═══ Material to process ═══
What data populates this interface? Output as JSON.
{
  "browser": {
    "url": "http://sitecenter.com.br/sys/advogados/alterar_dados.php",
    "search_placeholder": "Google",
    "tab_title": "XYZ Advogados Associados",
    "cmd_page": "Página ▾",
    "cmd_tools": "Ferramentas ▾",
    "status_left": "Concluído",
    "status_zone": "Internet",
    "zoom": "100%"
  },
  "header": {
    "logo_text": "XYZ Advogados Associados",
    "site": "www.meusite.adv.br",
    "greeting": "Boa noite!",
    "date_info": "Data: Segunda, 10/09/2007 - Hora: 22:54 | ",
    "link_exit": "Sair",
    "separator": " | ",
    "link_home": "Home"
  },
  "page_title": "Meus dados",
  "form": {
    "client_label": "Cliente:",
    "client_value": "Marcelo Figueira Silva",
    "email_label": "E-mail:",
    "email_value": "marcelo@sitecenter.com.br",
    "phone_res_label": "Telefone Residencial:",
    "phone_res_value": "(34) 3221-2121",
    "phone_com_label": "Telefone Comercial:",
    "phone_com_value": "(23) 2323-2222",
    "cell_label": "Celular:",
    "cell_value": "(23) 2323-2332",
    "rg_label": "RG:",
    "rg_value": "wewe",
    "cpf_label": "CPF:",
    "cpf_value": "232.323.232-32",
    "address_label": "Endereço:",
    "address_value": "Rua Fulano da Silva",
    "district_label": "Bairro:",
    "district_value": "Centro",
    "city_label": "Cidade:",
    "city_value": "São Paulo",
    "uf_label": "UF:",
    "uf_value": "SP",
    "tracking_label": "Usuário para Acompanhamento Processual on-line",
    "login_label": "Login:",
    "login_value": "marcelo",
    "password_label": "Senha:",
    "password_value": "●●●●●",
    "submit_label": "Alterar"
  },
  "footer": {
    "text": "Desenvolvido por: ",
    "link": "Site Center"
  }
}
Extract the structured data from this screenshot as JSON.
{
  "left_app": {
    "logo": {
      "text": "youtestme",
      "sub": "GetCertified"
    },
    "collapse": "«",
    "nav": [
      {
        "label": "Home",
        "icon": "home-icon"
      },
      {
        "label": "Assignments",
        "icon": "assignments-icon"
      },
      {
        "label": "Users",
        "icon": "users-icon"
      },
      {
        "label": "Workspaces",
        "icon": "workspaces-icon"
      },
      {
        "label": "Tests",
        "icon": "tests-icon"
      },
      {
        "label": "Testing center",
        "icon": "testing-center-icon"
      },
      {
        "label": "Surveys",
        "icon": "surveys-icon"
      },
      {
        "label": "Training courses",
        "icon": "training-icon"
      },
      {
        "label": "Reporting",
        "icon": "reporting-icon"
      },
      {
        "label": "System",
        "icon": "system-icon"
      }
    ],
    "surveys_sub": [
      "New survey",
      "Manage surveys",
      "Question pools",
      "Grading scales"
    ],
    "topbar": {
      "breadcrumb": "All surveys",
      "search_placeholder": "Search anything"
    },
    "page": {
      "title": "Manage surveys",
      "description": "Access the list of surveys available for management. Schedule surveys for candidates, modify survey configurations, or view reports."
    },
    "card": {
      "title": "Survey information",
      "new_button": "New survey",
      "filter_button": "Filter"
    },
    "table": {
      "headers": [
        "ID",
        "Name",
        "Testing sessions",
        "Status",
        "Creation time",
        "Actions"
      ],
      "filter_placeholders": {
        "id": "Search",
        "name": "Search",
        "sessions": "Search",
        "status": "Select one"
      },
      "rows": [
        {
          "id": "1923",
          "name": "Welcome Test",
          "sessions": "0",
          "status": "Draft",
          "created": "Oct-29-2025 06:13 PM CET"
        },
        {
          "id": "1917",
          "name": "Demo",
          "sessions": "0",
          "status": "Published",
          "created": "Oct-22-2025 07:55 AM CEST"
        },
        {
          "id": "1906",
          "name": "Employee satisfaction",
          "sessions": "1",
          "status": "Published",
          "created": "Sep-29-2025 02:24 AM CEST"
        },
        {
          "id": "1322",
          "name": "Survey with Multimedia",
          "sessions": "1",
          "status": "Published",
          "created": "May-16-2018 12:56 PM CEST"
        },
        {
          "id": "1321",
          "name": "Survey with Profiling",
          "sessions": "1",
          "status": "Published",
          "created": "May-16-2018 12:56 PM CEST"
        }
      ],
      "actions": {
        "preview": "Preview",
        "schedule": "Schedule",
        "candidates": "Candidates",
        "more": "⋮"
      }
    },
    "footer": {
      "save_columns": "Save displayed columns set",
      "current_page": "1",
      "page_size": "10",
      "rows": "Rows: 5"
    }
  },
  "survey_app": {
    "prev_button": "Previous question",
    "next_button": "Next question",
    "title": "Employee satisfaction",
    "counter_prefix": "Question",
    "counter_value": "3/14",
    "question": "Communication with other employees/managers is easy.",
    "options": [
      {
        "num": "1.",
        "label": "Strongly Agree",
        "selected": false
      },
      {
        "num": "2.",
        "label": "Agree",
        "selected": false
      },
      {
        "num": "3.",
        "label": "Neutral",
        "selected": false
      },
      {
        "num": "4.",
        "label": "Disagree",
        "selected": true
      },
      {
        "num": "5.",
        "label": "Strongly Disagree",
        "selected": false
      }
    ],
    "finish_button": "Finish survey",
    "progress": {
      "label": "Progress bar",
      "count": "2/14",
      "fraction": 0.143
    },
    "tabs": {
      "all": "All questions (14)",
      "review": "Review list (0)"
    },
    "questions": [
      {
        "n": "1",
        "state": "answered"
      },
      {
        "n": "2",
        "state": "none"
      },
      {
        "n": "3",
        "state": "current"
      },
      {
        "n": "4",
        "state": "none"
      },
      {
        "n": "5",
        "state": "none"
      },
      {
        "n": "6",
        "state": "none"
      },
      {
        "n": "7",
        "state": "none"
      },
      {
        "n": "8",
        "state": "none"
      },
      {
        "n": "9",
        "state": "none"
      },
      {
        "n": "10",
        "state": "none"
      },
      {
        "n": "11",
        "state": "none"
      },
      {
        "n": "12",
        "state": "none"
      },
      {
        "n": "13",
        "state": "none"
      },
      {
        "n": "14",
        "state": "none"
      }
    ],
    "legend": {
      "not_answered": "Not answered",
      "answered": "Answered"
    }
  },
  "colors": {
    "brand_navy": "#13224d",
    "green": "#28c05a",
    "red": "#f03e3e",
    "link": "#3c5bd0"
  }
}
═══
> **Problem**
In the records above, find each line with the word "JSON" and copy it.

> **Problem solution**
What data populates this interface? Output as JSON.
Extract the structured data from this screenshot as JSON.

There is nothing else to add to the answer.